**Exercise prompt**
Read the material below. Count the lines containing "analysis" and give that count alone.

**Material supplied**
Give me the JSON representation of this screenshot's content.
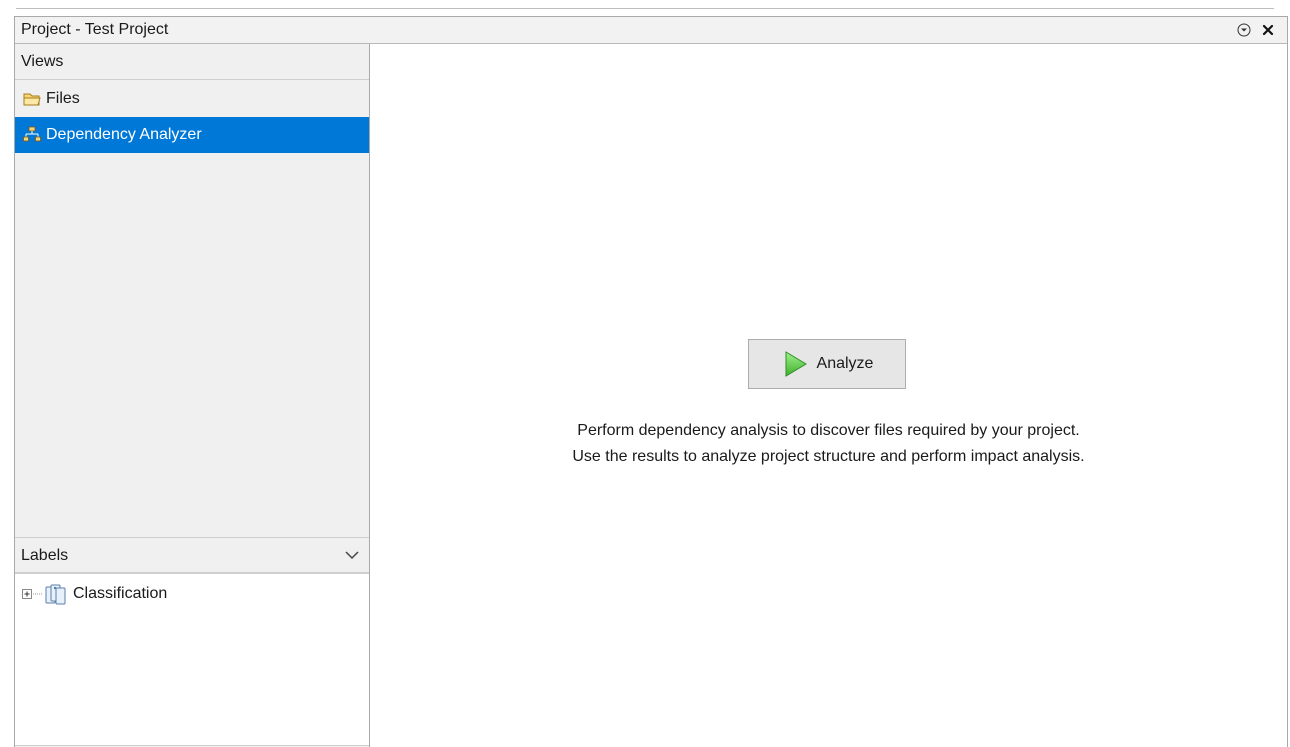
{
  "panel": {
    "title": "Project - Test Project"
  },
  "views": {
    "header": "Views",
    "items": [
      {
        "label": "Files",
        "icon": "folder-icon",
        "selected": false
      },
      {
        "label": "Dependency Analyzer",
        "icon": "hierarchy-icon",
        "selected": true
      }
    ]
  },
  "labels": {
    "header": "Labels",
    "tree": [
      {
        "label": "Classification",
        "icon": "label-category-icon",
        "expanded": false
      }
    ]
  },
  "main": {
    "analyze_label": "Analyze",
    "description_line1": "Perform dependency analysis to discover files required by your project.",
    "description_line2": "Use the results to analyze project structure and perform impact analysis."
  },
  "colors": {
    "selection": "#0078d7",
    "play_icon": "#5cc447",
    "panel_bg": "#f0f0f0"
  }
}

**Correct answer**
2